> _Stated exercise_
Reproduce every entry exactly and leave its pictures out.

> _Material provided_
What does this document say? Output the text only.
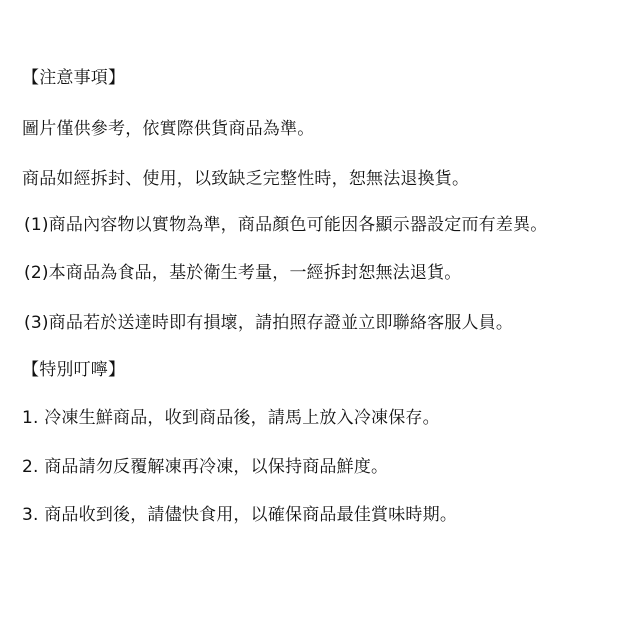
【注意事項】
圖片僅供參考，依實際供貨商品為準。
商品如經拆封、使用，以致缺乏完整性時，恕無法退換貨。
(1)商品內容物以實物為準，商品顏色可能因各顯示器設定而有差異。
(2)本商品為食品，基於衛生考量，一經拆封恕無法退貨。
(3)商品若於送達時即有損壞，請拍照存證並立即聯絡客服人員。
【特別叮嚀】
1. 冷凍生鮮商品，收到商品後，請馬上放入冷凍保存。
2. 商品請勿反覆解凍再冷凍，以保持商品鮮度。
3. 商品收到後，請儘快食用，以確保商品最佳賞味時期。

> _Answer in full_
What does this document say? Output the text only.
【注意事項】
圖片僅供參考，依實際供貨商品為準。
商品如經拆封、使用，以致缺乏完整性時，恕無法退換貨。
(1)商品內容物以實物為準，商品顏色可能因各顯示器設定而有差異。
(2)本商品為食品，基於衛生考量，一經拆封恕無法退貨。
(3)商品若於送達時即有損壞，請拍照存證並立即聯絡客服人員。
【特別叮嚀】
1. 冷凍生鮮商品，收到商品後，請馬上放入冷凍保存。
2. 商品請勿反覆解凍再冷凍，以保持商品鮮度。
3. 商品收到後，請儘快食用，以確保商品最佳賞味時期。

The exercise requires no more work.